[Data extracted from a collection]
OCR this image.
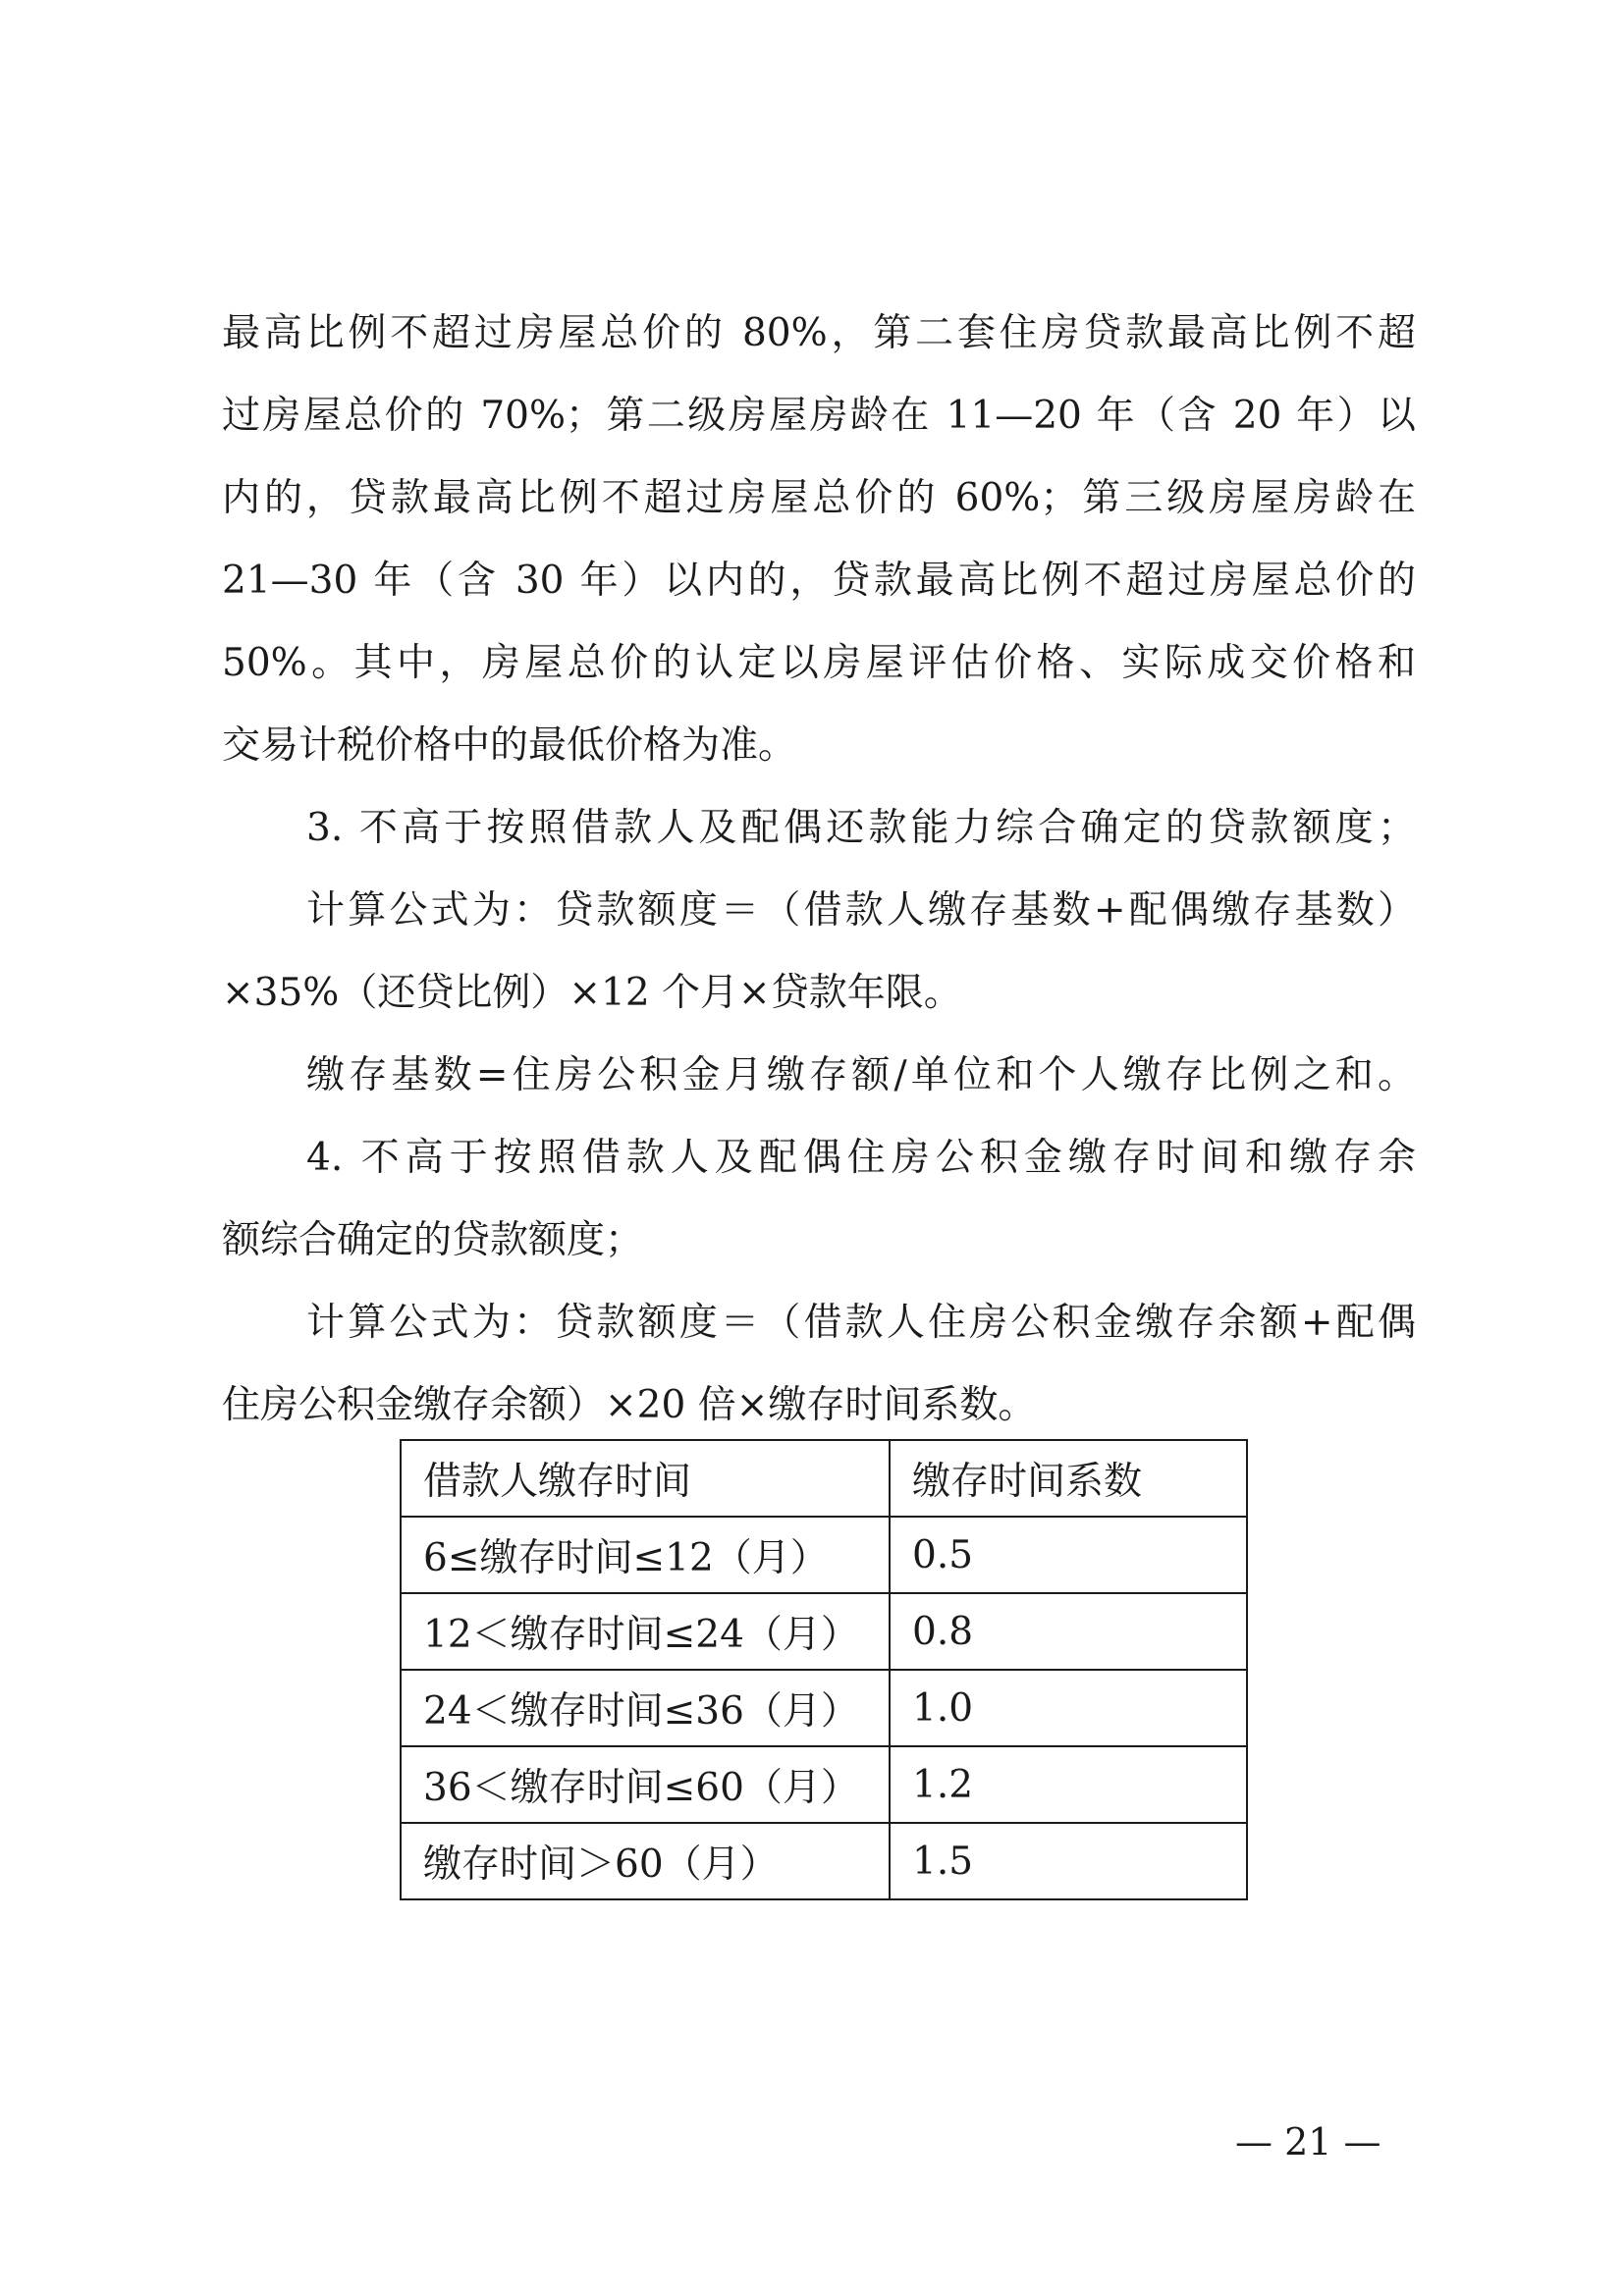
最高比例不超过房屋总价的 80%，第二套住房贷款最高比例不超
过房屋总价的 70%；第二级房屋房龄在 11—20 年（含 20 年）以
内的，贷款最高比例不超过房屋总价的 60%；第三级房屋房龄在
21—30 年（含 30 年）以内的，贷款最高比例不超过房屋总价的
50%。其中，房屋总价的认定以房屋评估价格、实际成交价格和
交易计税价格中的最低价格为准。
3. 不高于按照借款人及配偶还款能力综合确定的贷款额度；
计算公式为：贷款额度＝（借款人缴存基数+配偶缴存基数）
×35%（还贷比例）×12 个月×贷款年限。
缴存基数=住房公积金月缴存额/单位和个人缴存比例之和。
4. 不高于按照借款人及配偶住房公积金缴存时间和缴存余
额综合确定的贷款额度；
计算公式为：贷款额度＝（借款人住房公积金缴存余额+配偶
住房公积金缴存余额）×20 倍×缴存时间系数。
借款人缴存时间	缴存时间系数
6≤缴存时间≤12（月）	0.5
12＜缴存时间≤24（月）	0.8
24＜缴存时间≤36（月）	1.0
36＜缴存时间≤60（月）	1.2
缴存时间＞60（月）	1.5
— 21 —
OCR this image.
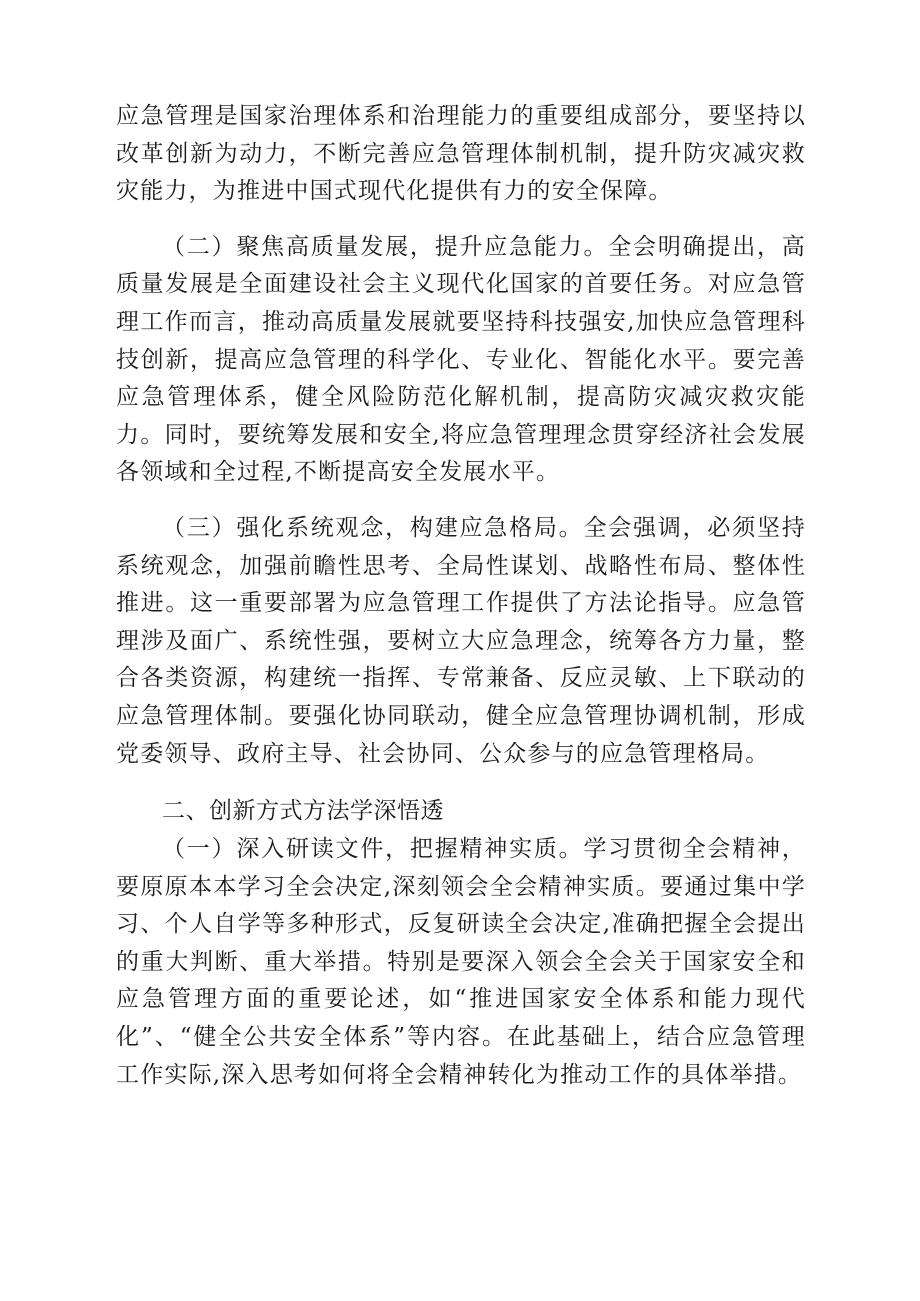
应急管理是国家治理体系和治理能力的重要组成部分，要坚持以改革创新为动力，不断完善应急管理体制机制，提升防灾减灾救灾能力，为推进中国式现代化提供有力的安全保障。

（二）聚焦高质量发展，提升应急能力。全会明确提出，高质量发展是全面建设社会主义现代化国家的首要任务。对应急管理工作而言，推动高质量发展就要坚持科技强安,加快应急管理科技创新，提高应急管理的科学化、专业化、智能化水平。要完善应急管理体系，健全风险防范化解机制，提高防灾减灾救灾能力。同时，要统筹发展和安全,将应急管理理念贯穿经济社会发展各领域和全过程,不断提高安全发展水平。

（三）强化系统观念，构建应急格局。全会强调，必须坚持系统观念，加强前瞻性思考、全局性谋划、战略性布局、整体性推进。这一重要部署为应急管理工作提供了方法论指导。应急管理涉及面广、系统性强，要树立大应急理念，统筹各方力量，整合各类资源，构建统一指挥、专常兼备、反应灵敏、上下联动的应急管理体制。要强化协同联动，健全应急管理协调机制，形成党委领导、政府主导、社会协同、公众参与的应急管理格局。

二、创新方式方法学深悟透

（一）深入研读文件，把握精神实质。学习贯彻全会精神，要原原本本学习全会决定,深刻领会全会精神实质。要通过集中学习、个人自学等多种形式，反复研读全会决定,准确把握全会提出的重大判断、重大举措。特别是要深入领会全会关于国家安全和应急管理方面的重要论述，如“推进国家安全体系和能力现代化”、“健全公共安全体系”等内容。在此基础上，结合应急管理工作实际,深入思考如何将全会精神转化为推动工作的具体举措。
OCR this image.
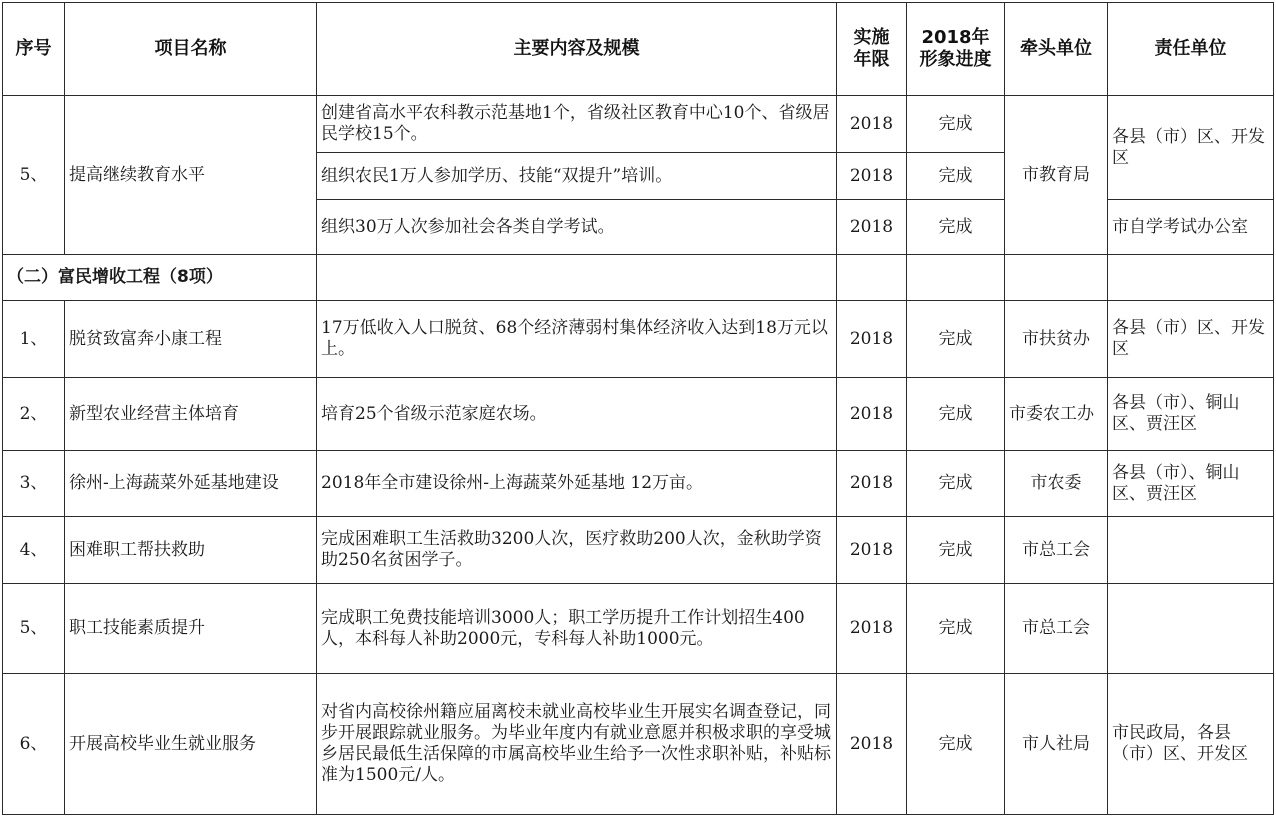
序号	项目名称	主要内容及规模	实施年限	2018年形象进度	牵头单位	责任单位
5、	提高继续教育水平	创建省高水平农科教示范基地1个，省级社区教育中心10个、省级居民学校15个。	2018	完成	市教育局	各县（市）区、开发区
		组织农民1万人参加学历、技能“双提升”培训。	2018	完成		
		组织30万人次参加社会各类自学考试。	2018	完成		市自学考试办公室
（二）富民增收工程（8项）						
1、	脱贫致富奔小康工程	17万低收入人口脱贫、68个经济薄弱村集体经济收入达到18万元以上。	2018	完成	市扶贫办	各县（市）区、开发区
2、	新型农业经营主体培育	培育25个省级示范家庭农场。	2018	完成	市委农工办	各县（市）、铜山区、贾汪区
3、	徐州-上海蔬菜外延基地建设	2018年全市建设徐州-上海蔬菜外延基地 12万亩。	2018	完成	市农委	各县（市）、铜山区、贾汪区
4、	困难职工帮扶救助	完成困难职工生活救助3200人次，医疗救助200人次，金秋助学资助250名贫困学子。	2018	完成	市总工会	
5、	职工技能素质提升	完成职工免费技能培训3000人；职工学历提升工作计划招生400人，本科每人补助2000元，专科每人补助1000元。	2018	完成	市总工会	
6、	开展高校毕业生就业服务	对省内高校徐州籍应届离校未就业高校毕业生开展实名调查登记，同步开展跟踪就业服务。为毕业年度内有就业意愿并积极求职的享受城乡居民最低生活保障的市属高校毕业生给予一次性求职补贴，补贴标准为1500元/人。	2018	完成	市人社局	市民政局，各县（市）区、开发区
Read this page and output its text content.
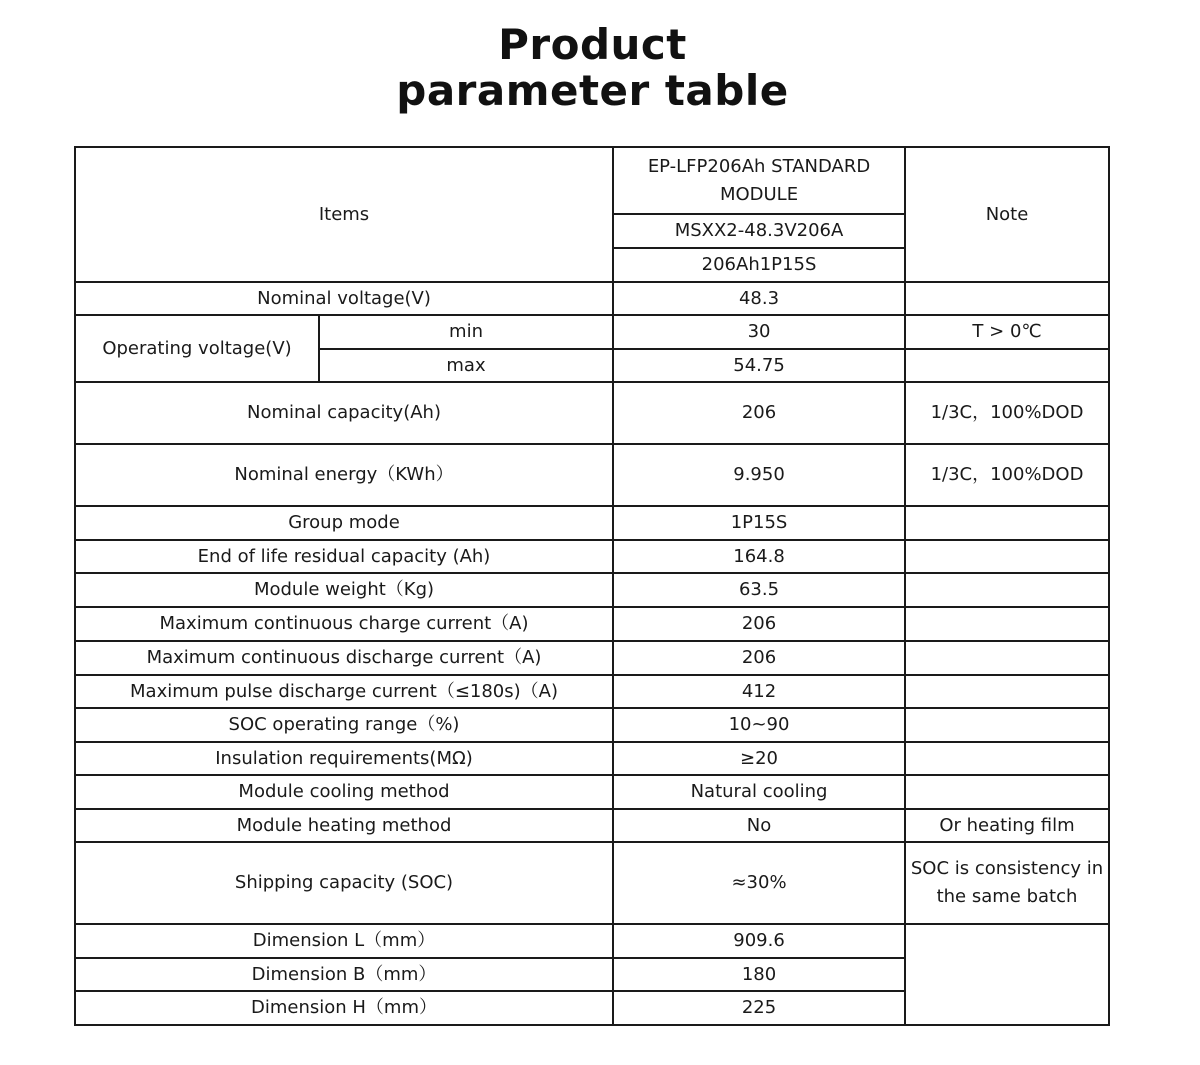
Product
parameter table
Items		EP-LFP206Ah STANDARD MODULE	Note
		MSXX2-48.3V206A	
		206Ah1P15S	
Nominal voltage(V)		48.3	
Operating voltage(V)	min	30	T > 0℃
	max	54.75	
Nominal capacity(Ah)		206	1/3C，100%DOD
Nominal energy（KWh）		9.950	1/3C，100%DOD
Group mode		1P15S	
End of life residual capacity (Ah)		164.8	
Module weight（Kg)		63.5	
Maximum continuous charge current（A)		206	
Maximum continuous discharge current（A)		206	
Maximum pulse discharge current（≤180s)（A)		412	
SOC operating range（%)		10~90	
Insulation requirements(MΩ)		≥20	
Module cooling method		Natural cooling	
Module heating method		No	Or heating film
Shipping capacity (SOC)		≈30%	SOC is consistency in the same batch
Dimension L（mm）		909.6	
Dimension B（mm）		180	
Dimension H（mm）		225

§ **Required task**:
Write out exactly the lines from the one that contains "Read this page and output its text content." through the last line of the data above, both included. Leave every picture out.

§ **Solution for this task**:
Read this page and output its text content.
Product
parameter table
Items		EP-LFP206Ah STANDARD MODULE	Note
		MSXX2-48.3V206A	
		206Ah1P15S	
Nominal voltage(V)		48.3	
Operating voltage(V)	min	30	T > 0℃
	max	54.75	
Nominal capacity(Ah)		206	1/3C，100%DOD
Nominal energy（KWh）		9.950	1/3C，100%DOD
Group mode		1P15S	
End of life residual capacity (Ah)		164.8	
Module weight（Kg)		63.5	
Maximum continuous charge current（A)		206	
Maximum continuous discharge current（A)		206	
Maximum pulse discharge current（≤180s)（A)		412	
SOC operating range（%)		10~90	
Insulation requirements(MΩ)		≥20	
Module cooling method		Natural cooling	
Module heating method		No	Or heating film
Shipping capacity (SOC)		≈30%	SOC is consistency in the same batch
Dimension L（mm）		909.6	
Dimension B（mm）		180	
Dimension H（mm）		225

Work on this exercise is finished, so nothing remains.